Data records
****

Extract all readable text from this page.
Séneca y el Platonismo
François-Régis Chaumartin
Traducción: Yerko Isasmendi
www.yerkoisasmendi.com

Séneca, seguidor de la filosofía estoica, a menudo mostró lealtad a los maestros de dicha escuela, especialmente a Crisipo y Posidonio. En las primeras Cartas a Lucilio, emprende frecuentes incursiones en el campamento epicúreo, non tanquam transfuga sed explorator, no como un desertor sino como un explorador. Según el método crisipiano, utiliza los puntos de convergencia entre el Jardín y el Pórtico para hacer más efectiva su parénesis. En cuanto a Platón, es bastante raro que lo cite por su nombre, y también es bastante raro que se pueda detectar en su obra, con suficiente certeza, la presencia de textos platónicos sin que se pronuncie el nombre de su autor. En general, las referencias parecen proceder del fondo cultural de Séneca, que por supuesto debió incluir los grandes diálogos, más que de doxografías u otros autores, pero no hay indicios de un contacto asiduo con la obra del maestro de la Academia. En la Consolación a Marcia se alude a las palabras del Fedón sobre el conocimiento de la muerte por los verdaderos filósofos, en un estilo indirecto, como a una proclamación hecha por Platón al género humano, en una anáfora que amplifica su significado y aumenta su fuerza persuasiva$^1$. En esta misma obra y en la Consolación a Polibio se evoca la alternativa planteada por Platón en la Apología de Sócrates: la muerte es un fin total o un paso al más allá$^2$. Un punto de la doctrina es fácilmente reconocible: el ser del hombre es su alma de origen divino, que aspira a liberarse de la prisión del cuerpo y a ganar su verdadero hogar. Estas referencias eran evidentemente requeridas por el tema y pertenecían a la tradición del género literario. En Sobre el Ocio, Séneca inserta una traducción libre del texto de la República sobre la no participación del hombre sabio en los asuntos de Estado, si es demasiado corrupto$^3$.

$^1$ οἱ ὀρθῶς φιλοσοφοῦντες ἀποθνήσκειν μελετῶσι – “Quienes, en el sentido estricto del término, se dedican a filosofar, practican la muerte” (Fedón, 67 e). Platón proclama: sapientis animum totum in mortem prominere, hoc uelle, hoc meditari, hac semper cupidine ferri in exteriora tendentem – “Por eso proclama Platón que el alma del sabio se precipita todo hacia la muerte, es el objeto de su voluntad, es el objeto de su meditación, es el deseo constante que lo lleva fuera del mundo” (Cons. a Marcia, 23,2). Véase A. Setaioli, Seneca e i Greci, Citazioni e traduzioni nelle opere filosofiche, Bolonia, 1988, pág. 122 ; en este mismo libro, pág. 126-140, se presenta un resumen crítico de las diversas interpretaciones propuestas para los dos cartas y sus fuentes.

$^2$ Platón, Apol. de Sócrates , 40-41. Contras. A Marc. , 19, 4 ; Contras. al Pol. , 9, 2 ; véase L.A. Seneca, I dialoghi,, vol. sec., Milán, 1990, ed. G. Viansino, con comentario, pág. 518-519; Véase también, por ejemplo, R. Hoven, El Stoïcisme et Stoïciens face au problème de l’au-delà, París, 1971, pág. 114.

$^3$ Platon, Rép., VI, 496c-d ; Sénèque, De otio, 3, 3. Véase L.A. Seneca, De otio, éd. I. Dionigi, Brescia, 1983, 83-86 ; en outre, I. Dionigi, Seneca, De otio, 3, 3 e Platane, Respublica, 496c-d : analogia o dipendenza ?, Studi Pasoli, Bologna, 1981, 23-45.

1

****

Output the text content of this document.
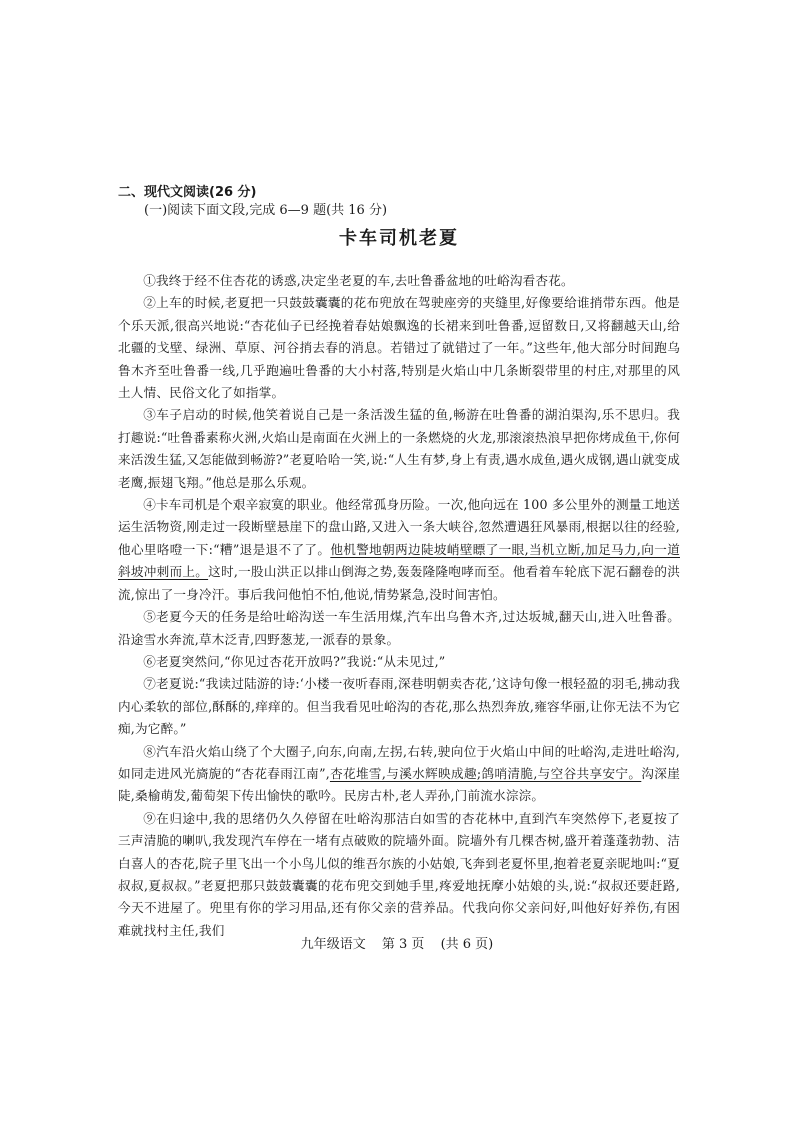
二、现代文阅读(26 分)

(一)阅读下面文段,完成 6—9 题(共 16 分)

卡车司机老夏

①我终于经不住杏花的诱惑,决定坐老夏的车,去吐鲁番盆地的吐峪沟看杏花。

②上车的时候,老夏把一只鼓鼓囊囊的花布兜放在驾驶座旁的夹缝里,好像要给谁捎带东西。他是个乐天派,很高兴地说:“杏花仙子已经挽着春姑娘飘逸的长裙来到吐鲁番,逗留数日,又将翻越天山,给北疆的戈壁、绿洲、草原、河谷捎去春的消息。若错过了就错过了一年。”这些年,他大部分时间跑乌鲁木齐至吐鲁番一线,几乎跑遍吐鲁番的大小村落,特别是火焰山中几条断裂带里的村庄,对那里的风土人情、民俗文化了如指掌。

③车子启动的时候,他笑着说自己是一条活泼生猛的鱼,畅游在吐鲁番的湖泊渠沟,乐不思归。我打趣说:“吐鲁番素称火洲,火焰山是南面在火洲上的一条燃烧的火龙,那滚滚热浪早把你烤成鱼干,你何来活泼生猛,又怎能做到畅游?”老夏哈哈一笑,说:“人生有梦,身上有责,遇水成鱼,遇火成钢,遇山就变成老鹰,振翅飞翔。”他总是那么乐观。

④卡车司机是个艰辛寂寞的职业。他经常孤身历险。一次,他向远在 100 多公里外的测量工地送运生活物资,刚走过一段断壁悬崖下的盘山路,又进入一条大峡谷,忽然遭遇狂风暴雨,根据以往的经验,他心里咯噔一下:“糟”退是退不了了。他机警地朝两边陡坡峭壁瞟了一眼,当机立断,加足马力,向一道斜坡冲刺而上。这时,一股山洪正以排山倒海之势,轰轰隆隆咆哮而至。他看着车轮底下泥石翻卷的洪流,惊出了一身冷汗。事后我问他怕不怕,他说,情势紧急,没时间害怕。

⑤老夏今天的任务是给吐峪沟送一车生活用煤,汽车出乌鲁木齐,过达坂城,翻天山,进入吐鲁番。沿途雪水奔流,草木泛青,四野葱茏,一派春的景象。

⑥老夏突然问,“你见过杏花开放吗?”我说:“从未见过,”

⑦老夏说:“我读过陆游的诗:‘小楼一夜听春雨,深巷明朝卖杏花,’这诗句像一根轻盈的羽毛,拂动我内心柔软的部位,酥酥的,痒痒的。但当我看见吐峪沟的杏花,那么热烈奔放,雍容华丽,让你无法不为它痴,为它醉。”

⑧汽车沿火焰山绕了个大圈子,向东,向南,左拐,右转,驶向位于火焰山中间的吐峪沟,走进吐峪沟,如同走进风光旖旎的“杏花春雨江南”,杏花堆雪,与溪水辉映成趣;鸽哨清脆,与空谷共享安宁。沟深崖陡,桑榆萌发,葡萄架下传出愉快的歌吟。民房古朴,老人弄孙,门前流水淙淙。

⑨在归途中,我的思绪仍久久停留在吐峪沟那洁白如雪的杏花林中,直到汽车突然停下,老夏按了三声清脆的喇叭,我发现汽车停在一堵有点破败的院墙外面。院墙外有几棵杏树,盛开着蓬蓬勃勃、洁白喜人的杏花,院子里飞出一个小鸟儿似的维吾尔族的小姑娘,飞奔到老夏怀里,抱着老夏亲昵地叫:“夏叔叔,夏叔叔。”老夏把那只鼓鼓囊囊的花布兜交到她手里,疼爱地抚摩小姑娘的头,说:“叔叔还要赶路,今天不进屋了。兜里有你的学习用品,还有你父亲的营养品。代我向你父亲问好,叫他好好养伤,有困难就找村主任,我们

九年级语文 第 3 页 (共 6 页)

****

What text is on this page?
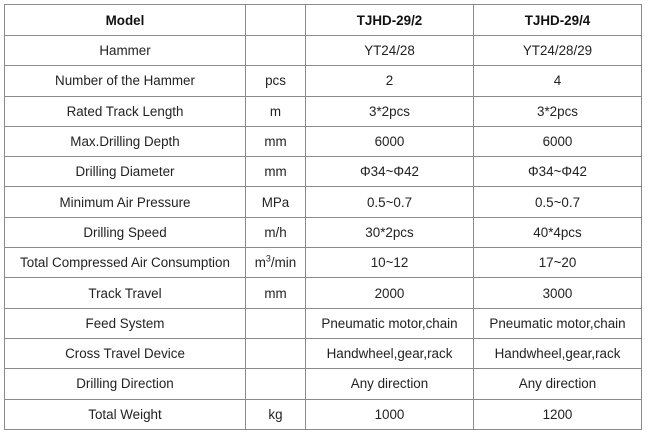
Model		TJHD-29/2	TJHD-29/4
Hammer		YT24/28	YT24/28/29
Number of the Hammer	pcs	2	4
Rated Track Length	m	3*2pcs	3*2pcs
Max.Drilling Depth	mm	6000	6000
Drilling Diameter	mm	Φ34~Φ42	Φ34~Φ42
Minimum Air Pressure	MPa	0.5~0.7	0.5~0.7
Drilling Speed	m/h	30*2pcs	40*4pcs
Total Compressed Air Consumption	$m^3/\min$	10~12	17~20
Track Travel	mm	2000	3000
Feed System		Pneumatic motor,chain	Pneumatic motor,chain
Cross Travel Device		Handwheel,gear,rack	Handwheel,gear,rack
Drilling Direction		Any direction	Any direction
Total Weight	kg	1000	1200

****

Exercise prompt -> Using the data above, say how many lines include "this". No other reply is needed.

Answer in full -> 3